● TASK
Reproduce the items from the first one through the line containing "name-input[interactable] (25, 204, 775, 238)", renaming "backend pool" to "server pool" and leaving everything else as it stands.

## START SUPPLIED RECORDS

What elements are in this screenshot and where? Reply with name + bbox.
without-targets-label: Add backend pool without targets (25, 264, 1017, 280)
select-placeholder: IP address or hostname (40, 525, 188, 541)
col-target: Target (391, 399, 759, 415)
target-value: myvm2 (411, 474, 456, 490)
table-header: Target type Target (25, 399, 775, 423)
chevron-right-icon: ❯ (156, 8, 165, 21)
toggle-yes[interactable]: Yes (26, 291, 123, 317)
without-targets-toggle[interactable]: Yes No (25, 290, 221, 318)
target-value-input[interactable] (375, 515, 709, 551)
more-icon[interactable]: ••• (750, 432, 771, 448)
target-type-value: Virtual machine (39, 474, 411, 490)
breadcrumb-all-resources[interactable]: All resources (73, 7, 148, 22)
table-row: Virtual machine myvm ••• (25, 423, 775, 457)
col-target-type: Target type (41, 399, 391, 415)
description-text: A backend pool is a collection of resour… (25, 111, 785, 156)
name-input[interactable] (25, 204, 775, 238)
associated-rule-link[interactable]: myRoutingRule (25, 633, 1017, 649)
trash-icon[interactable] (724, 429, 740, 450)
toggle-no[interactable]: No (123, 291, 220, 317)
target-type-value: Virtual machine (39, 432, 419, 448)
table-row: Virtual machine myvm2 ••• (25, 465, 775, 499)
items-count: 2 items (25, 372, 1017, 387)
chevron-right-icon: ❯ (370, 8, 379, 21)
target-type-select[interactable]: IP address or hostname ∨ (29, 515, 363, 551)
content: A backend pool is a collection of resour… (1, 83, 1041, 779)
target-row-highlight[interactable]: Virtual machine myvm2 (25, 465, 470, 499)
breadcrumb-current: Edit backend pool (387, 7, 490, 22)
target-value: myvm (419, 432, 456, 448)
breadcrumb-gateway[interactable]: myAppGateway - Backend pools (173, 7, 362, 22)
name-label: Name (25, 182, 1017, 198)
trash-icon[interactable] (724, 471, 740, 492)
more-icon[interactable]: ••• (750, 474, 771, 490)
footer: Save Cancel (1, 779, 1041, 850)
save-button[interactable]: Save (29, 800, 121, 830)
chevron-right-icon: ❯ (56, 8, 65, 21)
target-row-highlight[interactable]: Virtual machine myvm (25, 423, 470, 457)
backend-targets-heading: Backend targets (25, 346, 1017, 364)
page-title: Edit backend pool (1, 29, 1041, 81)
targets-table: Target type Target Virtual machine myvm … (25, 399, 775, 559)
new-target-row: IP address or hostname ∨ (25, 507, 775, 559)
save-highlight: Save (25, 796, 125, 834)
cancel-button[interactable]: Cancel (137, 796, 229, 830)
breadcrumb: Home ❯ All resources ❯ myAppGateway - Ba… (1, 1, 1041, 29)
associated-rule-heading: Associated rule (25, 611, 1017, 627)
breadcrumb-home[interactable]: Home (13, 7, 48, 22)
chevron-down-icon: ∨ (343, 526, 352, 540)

## END SUPPLIED RECORDS

● ANSWER TO THE TASK
What elements are in this screenshot and where? Reply with name + bbox.
without-targets-label: Add server pool without targets (25, 264, 1017, 280)
select-placeholder: IP address or hostname (40, 525, 188, 541)
col-target: Target (391, 399, 759, 415)
target-value: myvm2 (411, 474, 456, 490)
table-header: Target type Target (25, 399, 775, 423)
chevron-right-icon: ❯ (156, 8, 165, 21)
toggle-yes[interactable]: Yes (26, 291, 123, 317)
without-targets-toggle[interactable]: Yes No (25, 290, 221, 318)
target-value-input[interactable] (375, 515, 709, 551)
more-icon[interactable]: ••• (750, 432, 771, 448)
target-type-value: Virtual machine (39, 474, 411, 490)
breadcrumb-all-resources[interactable]: All resources (73, 7, 148, 22)
table-row: Virtual machine myvm ••• (25, 423, 775, 457)
col-target-type: Target type (41, 399, 391, 415)
description-text: A server pool is a collection of resour… (25, 111, 785, 156)
name-input[interactable] (25, 204, 775, 238)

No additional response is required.